The data =
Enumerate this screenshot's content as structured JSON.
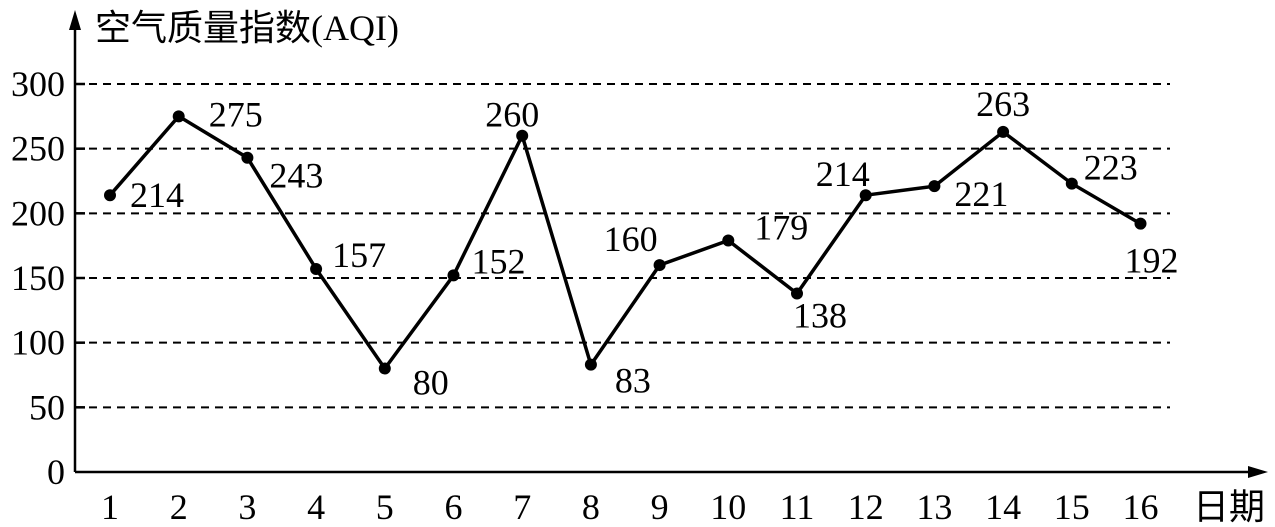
{
  "chart_data": {
    "type": "line",
    "ylabel": "空气质量指数(AQI)",
    "xlabel": "日期",
    "ylim": [
      0,
      300
    ],
    "y_ticks": [
      0,
      50,
      100,
      150,
      200,
      250,
      300
    ],
    "grid": "dashed horizontal",
    "categories": [
      "1",
      "2",
      "3",
      "4",
      "5",
      "6",
      "7",
      "8",
      "9",
      "10",
      "11",
      "12",
      "13",
      "14",
      "15",
      "16"
    ],
    "series": [
      {
        "values": [
          214,
          275,
          243,
          157,
          80,
          152,
          260,
          83,
          160,
          179,
          138,
          214,
          221,
          263,
          223,
          192
        ],
        "color": "#000000"
      }
    ]
  }
}
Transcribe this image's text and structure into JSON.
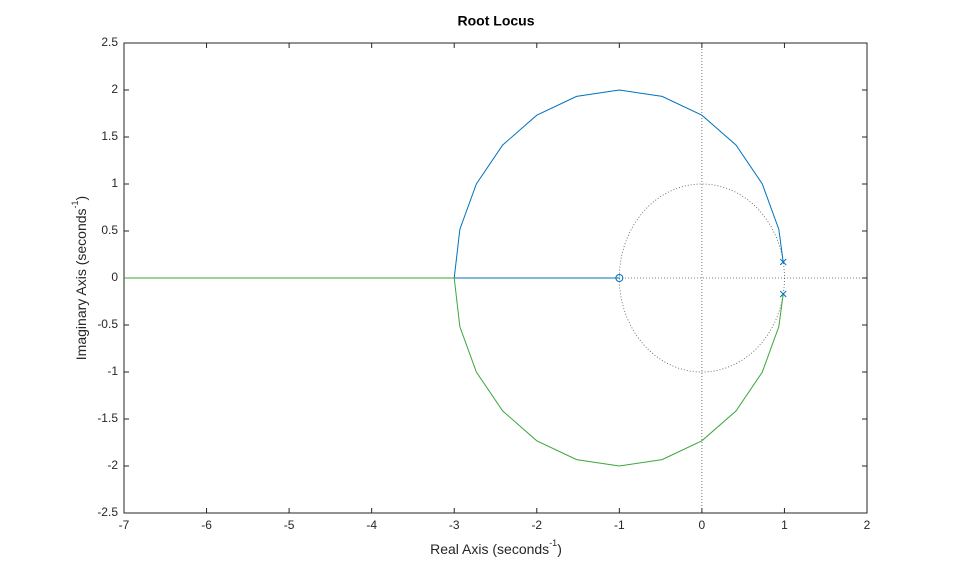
{
  "chart_data": {
    "type": "root-locus",
    "title": "Root Locus",
    "xlabel": {
      "text": "Real Axis (seconds",
      "sup": "-1",
      "end": ")"
    },
    "ylabel": {
      "text": "Imaginary Axis (seconds",
      "sup": "-1",
      "end": ")"
    },
    "xlim": [
      -7,
      2
    ],
    "xticks": [
      -7,
      -6,
      -5,
      -4,
      -3,
      -2,
      -1,
      0,
      1,
      2
    ],
    "ylim": [
      -2.5,
      2.5
    ],
    "yticks": [
      -2.5,
      -2,
      -1.5,
      -1,
      -0.5,
      0,
      0.5,
      1,
      1.5,
      2,
      2.5
    ],
    "reference_lines": {
      "x": 0,
      "y": 0
    },
    "unit_circle": {
      "radius": 1
    },
    "series": [
      {
        "color": "#0072bd",
        "x": [
          0.985,
          0.932,
          0.732,
          0.414,
          0,
          -0.482,
          -1,
          -1.518,
          -2,
          -2.414,
          -2.732,
          -2.932,
          -3,
          -1
        ],
        "values": [
          0.17,
          0.518,
          1.0,
          1.414,
          1.732,
          1.932,
          2,
          1.932,
          1.732,
          1.414,
          1.0,
          0.518,
          0,
          0
        ]
      },
      {
        "color": "#3aa63a",
        "x": [
          0.985,
          0.932,
          0.732,
          0.414,
          0,
          -0.482,
          -1,
          -1.518,
          -2,
          -2.414,
          -2.732,
          -2.932,
          -3,
          -7
        ],
        "values": [
          -0.17,
          -0.518,
          -1.0,
          -1.414,
          -1.732,
          -1.932,
          -2,
          -1.932,
          -1.732,
          -1.414,
          -1.0,
          -0.518,
          0,
          0
        ]
      }
    ],
    "poles": {
      "color": "#0072bd",
      "x": [
        0.985,
        0.985
      ],
      "y": [
        0.17,
        -0.17
      ]
    },
    "zeros": {
      "color": "#0072bd",
      "x": [
        -1
      ],
      "y": [
        0
      ]
    }
  }
}
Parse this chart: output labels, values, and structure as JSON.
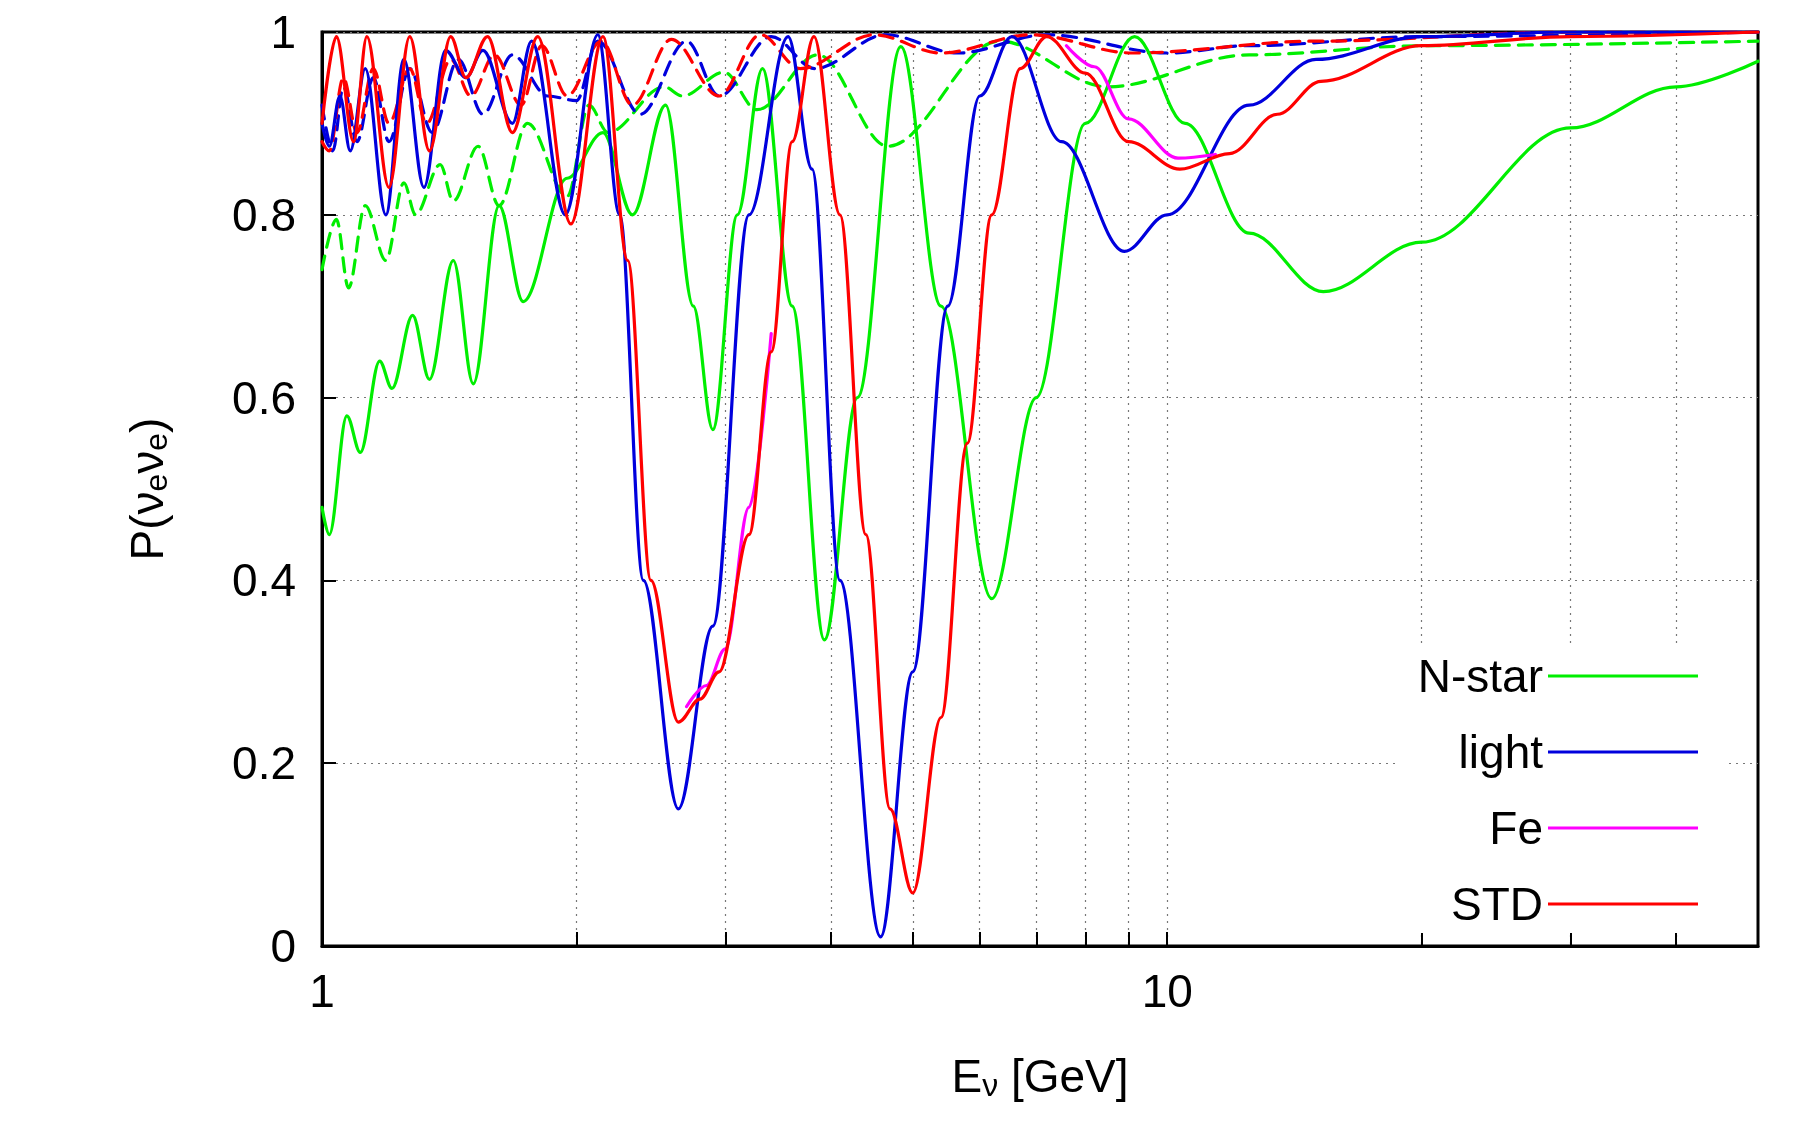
{
  "chart_data": {
    "type": "line",
    "xlabel": "E$_{ν}$ [GeV]",
    "ylabel": "P(ν$_{e}$ν$_{e}$)",
    "log": "x",
    "xlim": [
      1,
      50
    ],
    "ylim": [
      0,
      1
    ],
    "xticks": [
      1,
      {
        "value": 2,
        "label": null
      },
      {
        "value": 3,
        "label": null
      },
      {
        "value": 4,
        "label": null
      },
      {
        "value": 5,
        "label": null
      },
      {
        "value": 6,
        "label": null
      },
      {
        "value": 7,
        "label": null
      },
      {
        "value": 8,
        "label": null
      },
      {
        "value": 9,
        "label": null
      },
      10,
      {
        "value": 20,
        "label": null
      },
      {
        "value": 30,
        "label": null
      },
      {
        "value": 40,
        "label": null
      }
    ],
    "yticks": [
      0,
      0.2,
      0.4,
      0.6,
      0.8,
      1
    ],
    "grid": true,
    "legend": "bottom right",
    "marker": "none",
    "series": [
      {
        "name": "N-star",
        "color": "#00ee00",
        "line_style": "solid",
        "x": [
          1.0,
          1.02,
          1.07,
          1.11,
          1.17,
          1.21,
          1.28,
          1.34,
          1.43,
          1.51,
          1.62,
          1.73,
          1.95,
          2.15,
          2.33,
          2.55,
          2.75,
          2.9,
          3.1,
          3.32,
          3.6,
          3.93,
          4.3,
          4.84,
          5.4,
          6.2,
          7.0,
          8.0,
          9.15,
          10.5,
          12.5,
          15.3,
          20,
          30,
          40,
          50
        ],
        "values": [
          0.48,
          0.45,
          0.58,
          0.54,
          0.64,
          0.61,
          0.69,
          0.62,
          0.75,
          0.615,
          0.81,
          0.705,
          0.84,
          0.89,
          0.8,
          0.92,
          0.7,
          0.565,
          0.8,
          0.96,
          0.7,
          0.335,
          0.6,
          0.984,
          0.7,
          0.38,
          0.6,
          0.9,
          0.995,
          0.9,
          0.78,
          0.716,
          0.77,
          0.895,
          0.94,
          0.968
        ]
      },
      {
        "name": "light",
        "color": "#0000dd",
        "line_style": "solid",
        "x": [
          1.0,
          1.02,
          1.05,
          1.08,
          1.125,
          1.19,
          1.25,
          1.32,
          1.4,
          1.48,
          1.55,
          1.68,
          1.77,
          1.94,
          2.12,
          2.25,
          2.4,
          2.64,
          2.9,
          3.2,
          3.56,
          3.8,
          4.1,
          4.58,
          5.0,
          5.5,
          6.0,
          6.55,
          7.5,
          8.9,
          10,
          12.5,
          15,
          20,
          30,
          50
        ],
        "values": [
          0.9,
          0.875,
          0.93,
          0.87,
          0.96,
          0.8,
          0.97,
          0.83,
          0.98,
          0.95,
          0.98,
          0.9,
          0.99,
          0.8,
          0.997,
          0.8,
          0.4,
          0.15,
          0.35,
          0.8,
          0.995,
          0.85,
          0.4,
          0.01,
          0.3,
          0.7,
          0.93,
          0.995,
          0.88,
          0.76,
          0.8,
          0.92,
          0.97,
          0.995,
          1.0,
          1.0
        ]
      },
      {
        "name": "Fe",
        "color": "#ff00ff",
        "line_style": "solid",
        "x": [
          2.7,
          2.85,
          3.0,
          3.2,
          3.4,
          5.0,
          7.6,
          8.2,
          9,
          10.3,
          11.4
        ],
        "values": [
          0.262,
          0.285,
          0.325,
          0.48,
          0.67,
          null,
          0.985,
          0.962,
          0.905,
          0.862,
          0.866
        ]
      },
      {
        "name": "STD",
        "color": "#ff0000",
        "line_style": "solid",
        "x": [
          1.0,
          1.04,
          1.09,
          1.13,
          1.2,
          1.27,
          1.34,
          1.42,
          1.48,
          1.57,
          1.68,
          1.8,
          1.97,
          2.15,
          2.3,
          2.45,
          2.64,
          2.8,
          2.95,
          3.2,
          3.4,
          3.6,
          3.82,
          4.1,
          4.4,
          4.7,
          5.0,
          5.4,
          5.8,
          6.2,
          6.7,
          7.2,
          8,
          9,
          10.35,
          11.85,
          13.5,
          15.2,
          20,
          30,
          50
        ],
        "values": [
          0.9,
          0.995,
          0.88,
          0.995,
          0.83,
          0.995,
          0.87,
          0.995,
          0.95,
          0.995,
          0.89,
          0.995,
          0.79,
          0.995,
          0.75,
          0.4,
          0.245,
          0.27,
          0.3,
          0.45,
          0.65,
          0.88,
          0.995,
          0.8,
          0.45,
          0.15,
          0.058,
          0.25,
          0.55,
          0.8,
          0.96,
          0.995,
          0.955,
          0.88,
          0.85,
          0.867,
          0.91,
          0.946,
          0.985,
          0.995,
          1.0
        ]
      },
      {
        "color": "#00ee00",
        "line_style": "dashed",
        "x": [
          1.0,
          1.04,
          1.075,
          1.125,
          1.19,
          1.25,
          1.29,
          1.38,
          1.43,
          1.53,
          1.62,
          1.75,
          1.95,
          2.07,
          2.18,
          2.54,
          2.67,
          2.99,
          3.27,
          3.86,
          4.67,
          6.33,
          8.5,
          12.5,
          20,
          50
        ],
        "values": [
          0.74,
          0.795,
          0.72,
          0.81,
          0.75,
          0.835,
          0.8,
          0.855,
          0.815,
          0.875,
          0.81,
          0.9,
          0.82,
          0.92,
          0.89,
          0.94,
          0.93,
          0.956,
          0.915,
          0.975,
          0.875,
          0.99,
          0.94,
          0.975,
          0.985,
          0.99
        ]
      },
      {
        "color": "#0000dd",
        "line_style": "dashed",
        "x": [
          1.0,
          1.03,
          1.06,
          1.1,
          1.15,
          1.2,
          1.27,
          1.35,
          1.45,
          1.55,
          1.68,
          1.85,
          2.0,
          2.12,
          2.38,
          2.7,
          2.95,
          3.4,
          3.83,
          4.64,
          5.65,
          7.2,
          10,
          12.5,
          20,
          50
        ],
        "values": [
          0.92,
          0.87,
          0.94,
          0.88,
          0.95,
          0.88,
          0.96,
          0.89,
          0.97,
          0.91,
          0.975,
          0.93,
          0.925,
          0.99,
          0.91,
          0.99,
          0.93,
          0.995,
          0.96,
          0.997,
          0.977,
          0.997,
          0.977,
          0.985,
          0.995,
          1.0
        ]
      },
      {
        "color": "#ff0000",
        "line_style": "dashed",
        "x": [
          1.0,
          1.02,
          1.06,
          1.1,
          1.15,
          1.2,
          1.27,
          1.33,
          1.42,
          1.5,
          1.6,
          1.72,
          1.82,
          1.95,
          2.14,
          2.33,
          2.59,
          2.95,
          3.3,
          3.68,
          4.5,
          5.4,
          6.9,
          9.1,
          15,
          30,
          50
        ],
        "values": [
          0.88,
          0.87,
          0.95,
          0.89,
          0.96,
          0.9,
          0.96,
          0.9,
          0.97,
          0.93,
          0.975,
          0.92,
          0.985,
          0.93,
          0.99,
          0.92,
          0.992,
          0.93,
          0.997,
          0.96,
          0.997,
          0.977,
          0.997,
          0.977,
          0.99,
          1.0,
          1.0
        ]
      }
    ]
  }
}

Directions for this task = From the listing above, copy all lines holding the word "ylabel".

Answer below =
    "ylabel": "空气质量指数(AQI)",
    "ylabel": {
    "ylabel": "P(ν$_{e}$ν$_{e}$)",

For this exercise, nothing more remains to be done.